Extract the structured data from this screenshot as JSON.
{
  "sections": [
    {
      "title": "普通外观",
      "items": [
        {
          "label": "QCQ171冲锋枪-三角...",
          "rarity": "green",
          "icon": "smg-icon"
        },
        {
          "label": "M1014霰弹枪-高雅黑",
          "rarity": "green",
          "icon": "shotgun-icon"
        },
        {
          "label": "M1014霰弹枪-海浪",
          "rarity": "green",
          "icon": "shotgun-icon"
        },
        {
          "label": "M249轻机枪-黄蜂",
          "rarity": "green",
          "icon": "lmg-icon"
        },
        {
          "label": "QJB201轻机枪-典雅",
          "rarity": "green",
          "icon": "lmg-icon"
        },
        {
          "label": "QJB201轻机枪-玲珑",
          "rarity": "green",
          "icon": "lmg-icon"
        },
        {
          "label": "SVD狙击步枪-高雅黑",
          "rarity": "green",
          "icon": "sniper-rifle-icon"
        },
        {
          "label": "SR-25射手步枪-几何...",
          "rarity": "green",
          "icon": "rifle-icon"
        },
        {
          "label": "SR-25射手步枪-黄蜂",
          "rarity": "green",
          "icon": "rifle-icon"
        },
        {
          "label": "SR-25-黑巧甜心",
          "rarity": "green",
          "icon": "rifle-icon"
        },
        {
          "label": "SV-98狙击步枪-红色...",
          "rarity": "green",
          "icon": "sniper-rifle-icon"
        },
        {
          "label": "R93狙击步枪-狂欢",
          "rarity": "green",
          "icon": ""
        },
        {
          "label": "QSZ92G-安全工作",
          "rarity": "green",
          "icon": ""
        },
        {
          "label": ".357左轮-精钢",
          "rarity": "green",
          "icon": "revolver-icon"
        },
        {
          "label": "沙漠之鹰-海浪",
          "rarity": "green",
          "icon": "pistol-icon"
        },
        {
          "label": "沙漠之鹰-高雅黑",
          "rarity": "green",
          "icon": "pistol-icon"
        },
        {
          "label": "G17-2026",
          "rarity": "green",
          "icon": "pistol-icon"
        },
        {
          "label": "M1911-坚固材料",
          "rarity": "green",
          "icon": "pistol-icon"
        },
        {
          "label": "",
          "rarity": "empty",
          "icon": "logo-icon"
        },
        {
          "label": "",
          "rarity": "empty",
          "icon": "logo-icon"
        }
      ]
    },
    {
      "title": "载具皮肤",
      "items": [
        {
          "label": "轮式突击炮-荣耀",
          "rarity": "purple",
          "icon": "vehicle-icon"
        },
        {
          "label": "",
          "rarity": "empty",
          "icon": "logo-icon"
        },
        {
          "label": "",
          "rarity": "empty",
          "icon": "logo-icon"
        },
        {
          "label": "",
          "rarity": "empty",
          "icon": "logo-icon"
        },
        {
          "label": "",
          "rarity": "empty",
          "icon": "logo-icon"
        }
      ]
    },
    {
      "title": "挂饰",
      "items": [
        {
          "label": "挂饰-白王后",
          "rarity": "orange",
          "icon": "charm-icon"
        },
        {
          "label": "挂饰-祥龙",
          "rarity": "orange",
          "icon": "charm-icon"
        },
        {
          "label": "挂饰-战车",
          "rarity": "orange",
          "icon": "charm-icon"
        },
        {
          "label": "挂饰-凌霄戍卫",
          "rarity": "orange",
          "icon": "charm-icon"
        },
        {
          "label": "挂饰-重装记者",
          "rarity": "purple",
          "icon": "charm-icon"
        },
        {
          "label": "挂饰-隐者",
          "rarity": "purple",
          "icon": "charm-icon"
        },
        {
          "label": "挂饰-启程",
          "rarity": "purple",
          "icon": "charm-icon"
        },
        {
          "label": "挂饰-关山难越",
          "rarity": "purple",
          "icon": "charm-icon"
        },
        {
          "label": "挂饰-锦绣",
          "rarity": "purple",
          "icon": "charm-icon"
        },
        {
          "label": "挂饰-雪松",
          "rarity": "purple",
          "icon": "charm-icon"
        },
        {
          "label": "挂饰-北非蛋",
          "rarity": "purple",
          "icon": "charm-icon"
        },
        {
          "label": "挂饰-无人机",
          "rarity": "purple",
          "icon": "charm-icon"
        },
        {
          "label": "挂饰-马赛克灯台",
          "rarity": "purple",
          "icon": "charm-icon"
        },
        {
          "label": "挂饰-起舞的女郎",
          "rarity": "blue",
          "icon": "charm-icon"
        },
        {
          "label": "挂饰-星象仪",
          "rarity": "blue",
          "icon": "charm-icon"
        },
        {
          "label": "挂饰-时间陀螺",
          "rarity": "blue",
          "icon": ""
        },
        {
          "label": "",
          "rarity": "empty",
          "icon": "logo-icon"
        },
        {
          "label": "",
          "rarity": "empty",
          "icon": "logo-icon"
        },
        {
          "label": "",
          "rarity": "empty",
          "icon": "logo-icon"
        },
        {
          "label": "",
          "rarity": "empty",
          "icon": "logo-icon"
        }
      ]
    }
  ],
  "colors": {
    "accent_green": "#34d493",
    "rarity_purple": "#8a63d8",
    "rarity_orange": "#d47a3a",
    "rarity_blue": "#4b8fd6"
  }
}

※ ※ ※

Request
Please reproduce every line of the material word for word.

Solution
Extract the structured data from this screenshot as JSON.
{
  "sections": [
    {
      "title": "普通外观",
      "items": [
        {
          "label": "QCQ171冲锋枪-三角...",
          "rarity": "green",
          "icon": "smg-icon"
        },
        {
          "label": "M1014霰弹枪-高雅黑",
          "rarity": "green",
          "icon": "shotgun-icon"
        },
        {
          "label": "M1014霰弹枪-海浪",
          "rarity": "green",
          "icon": "shotgun-icon"
        },
        {
          "label": "M249轻机枪-黄蜂",
          "rarity": "green",
          "icon": "lmg-icon"
        },
        {
          "label": "QJB201轻机枪-典雅",
          "rarity": "green",
          "icon": "lmg-icon"
        },
        {
          "label": "QJB201轻机枪-玲珑",
          "rarity": "green",
          "icon": "lmg-icon"
        },
        {
          "label": "SVD狙击步枪-高雅黑",
          "rarity": "green",
          "icon": "sniper-rifle-icon"
        },
        {
          "label": "SR-25射手步枪-几何...",
          "rarity": "green",
          "icon": "rifle-icon"
        },
        {
          "label": "SR-25射手步枪-黄蜂",
          "rarity": "green",
          "icon": "rifle-icon"
        },
        {
          "label": "SR-25-黑巧甜心",
          "rarity": "green",
          "icon": "rifle-icon"
        },
        {
          "label": "SV-98狙击步枪-红色...",
          "rarity": "green",
          "icon": "sniper-rifle-icon"
        },
        {
          "label": "R93狙击步枪-狂欢",
          "rarity": "green",
          "icon": ""
        },
        {
          "label": "QSZ92G-安全工作",
          "rarity": "green",
          "icon": ""
        },
        {
          "label": ".357左轮-精钢",
          "rarity": "green",
          "icon": "revolver-icon"
        },
        {
          "label": "沙漠之鹰-海浪",
          "rarity": "green",
          "icon": "pistol-icon"
        },
        {
          "label": "沙漠之鹰-高雅黑",
          "rarity": "green",
          "icon": "pistol-icon"
        },
        {
          "label": "G17-2026",
          "rarity": "green",
          "icon": "pistol-icon"
        },
        {
          "label": "M1911-坚固材料",
          "rarity": "green",
          "icon": "pistol-icon"
        },
        {
          "label": "",
          "rarity": "empty",
          "icon": "logo-icon"
        },
        {
          "label": "",
          "rarity": "empty",
          "icon": "logo-icon"
        }
      ]
    },
    {
      "title": "载具皮肤",
      "items": [
        {
          "label": "轮式突击炮-荣耀",
          "rarity": "purple",
          "icon": "vehicle-icon"
        },
        {
          "label": "",
          "rarity": "empty",
          "icon": "logo-icon"
        },
        {
          "label": "",
          "rarity": "empty",
          "icon": "logo-icon"
        },
        {
          "label": "",
          "rarity": "empty",
          "icon": "logo-icon"
        },
        {
          "label": "",
          "rarity": "empty",
          "icon": "logo-icon"
        }
      ]
    },
    {
      "title": "挂饰",
      "items": [
        {
          "label": "挂饰-白王后",
          "rarity": "orange",
          "icon": "charm-icon"
        },
        {
          "label": "挂饰-祥龙",
          "rarity": "orange",
          "icon": "charm-icon"
        },
        {
          "label": "挂饰-战车",
          "rarity": "orange",
          "icon": "charm-icon"
        },
        {
          "label": "挂饰-凌霄戍卫",
          "rarity": "orange",
          "icon": "charm-icon"
        },
        {
          "label": "挂饰-重装记者",
          "rarity": "purple",
          "icon": "charm-icon"
        },
        {
          "label": "挂饰-隐者",
          "rarity": "purple",
          "icon": "charm-icon"
        },
        {
          "label": "挂饰-启程",
          "rarity": "purple",
          "icon": "charm-icon"
        },
        {
          "label": "挂饰-关山难越",
          "rarity": "purple",
          "icon": "charm-icon"
        },
        {
          "label": "挂饰-锦绣",
          "rarity": "purple",
          "icon": "charm-icon"
        },
        {
          "label": "挂饰-雪松",
          "rarity": "purple",
          "icon": "charm-icon"
        },
        {
          "label": "挂饰-北非蛋",
          "rarity": "purple",
          "icon": "charm-icon"
        },
        {
          "label": "挂饰-无人机",
          "rarity": "purple",
          "icon": "charm-icon"
        },
        {
          "label": "挂饰-马赛克灯台",
          "rarity": "purple",
          "icon": "charm-icon"
        },
        {
          "label": "挂饰-起舞的女郎",
          "rarity": "blue",
          "icon": "charm-icon"
        },
        {
          "label": "挂饰-星象仪",
          "rarity": "blue",
          "icon": "charm-icon"
        },
        {
          "label": "挂饰-时间陀螺",
          "rarity": "blue",
          "icon": ""
        },
        {
          "label": "",
          "rarity": "empty",
          "icon": "logo-icon"
        },
        {
          "label": "",
          "rarity": "empty",
          "icon": "logo-icon"
        },
        {
          "label": "",
          "rarity": "empty",
          "icon": "logo-icon"
        },
        {
          "label": "",
          "rarity": "empty",
          "icon": "logo-icon"
        }
      ]
    }
  ],
  "colors": {
    "accent_green": "#34d493",
    "rarity_purple": "#8a63d8",
    "rarity_orange": "#d47a3a",
    "rarity_blue": "#4b8fd6"
  }
}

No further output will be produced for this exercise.